Instruction: Each line containing the word "have" needs to be copied.

Exercise data:
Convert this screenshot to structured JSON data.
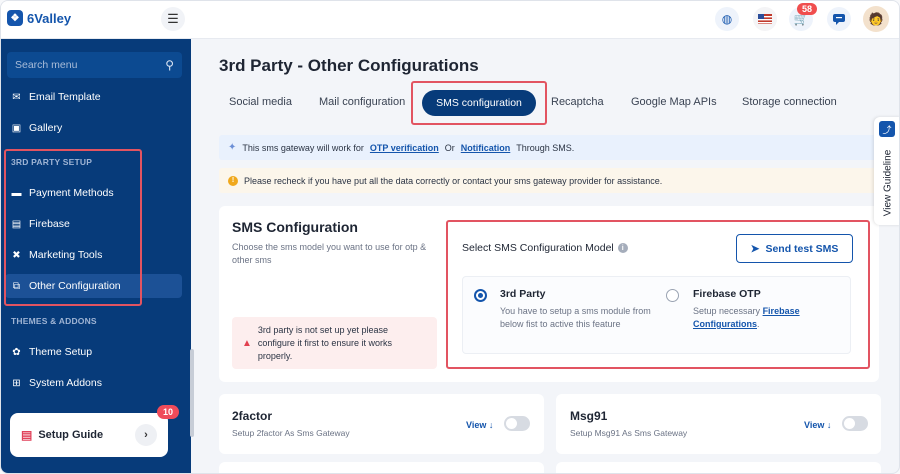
{
  "brand": {
    "name": "6Valley"
  },
  "header": {
    "cart_count": "58",
    "icons": [
      "globe-icon",
      "flag-icon",
      "cart-icon",
      "chat-icon",
      "avatar"
    ]
  },
  "sidebar": {
    "search_placeholder": "Search menu",
    "items": [
      {
        "label": "Email Template",
        "icon": "mail-icon"
      },
      {
        "label": "Gallery",
        "icon": "gallery-icon"
      },
      {
        "label": "Payment Methods",
        "icon": "card-icon"
      },
      {
        "label": "Firebase",
        "icon": "firebase-icon"
      },
      {
        "label": "Marketing Tools",
        "icon": "tools-icon"
      },
      {
        "label": "Other Configuration",
        "icon": "sitemap-icon",
        "active": true
      },
      {
        "label": "Theme Setup",
        "icon": "palette-icon"
      },
      {
        "label": "System Addons",
        "icon": "addons-icon"
      }
    ],
    "sections": {
      "third_party": "3RD PARTY SETUP",
      "themes": "THEMES & ADDONS"
    },
    "setup_guide": {
      "label": "Setup Guide",
      "badge": "10"
    }
  },
  "page": {
    "title": "3rd Party - Other Configurations",
    "tabs": [
      "Social media",
      "Mail configuration",
      "SMS configuration",
      "Recaptcha",
      "Google Map APIs",
      "Storage connection"
    ],
    "active_tab": "SMS configuration"
  },
  "notices": {
    "info_prefix": "This sms gateway will work for",
    "info_link1": "OTP verification",
    "info_or": "Or",
    "info_link2": "Notification",
    "info_suffix": "Through SMS.",
    "warning": "Please recheck if you have put all the data correctly or contact your sms gateway provider for assistance."
  },
  "sms_config": {
    "title": "SMS Configuration",
    "description": "Choose the sms model you want to use for otp & other sms",
    "alert": "3rd party is not set up yet please configure it first to ensure it works properly.",
    "model_label": "Select SMS Configuration Model",
    "send_button": "Send test SMS",
    "options": [
      {
        "title": "3rd Party",
        "desc": "You have to setup a sms module from below fist to active this feature",
        "selected": true
      },
      {
        "title": "Firebase OTP",
        "desc_prefix": "Setup necessary",
        "link": "Firebase Configurations",
        "desc_suffix": ".",
        "selected": false
      }
    ]
  },
  "gateways": [
    {
      "name": "2factor",
      "desc": "Setup 2factor As Sms Gateway",
      "view": "View",
      "enabled": false
    },
    {
      "name": "Msg91",
      "desc": "Setup Msg91 As Sms Gateway",
      "view": "View",
      "enabled": false
    }
  ],
  "view_guideline": "View Guideline"
}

The result:
    "warning": "Please recheck if you have put all the data correctly or contact your sms gateway provider for assistance."
        "desc": "You have to setup a sms module from below fist to active this feature",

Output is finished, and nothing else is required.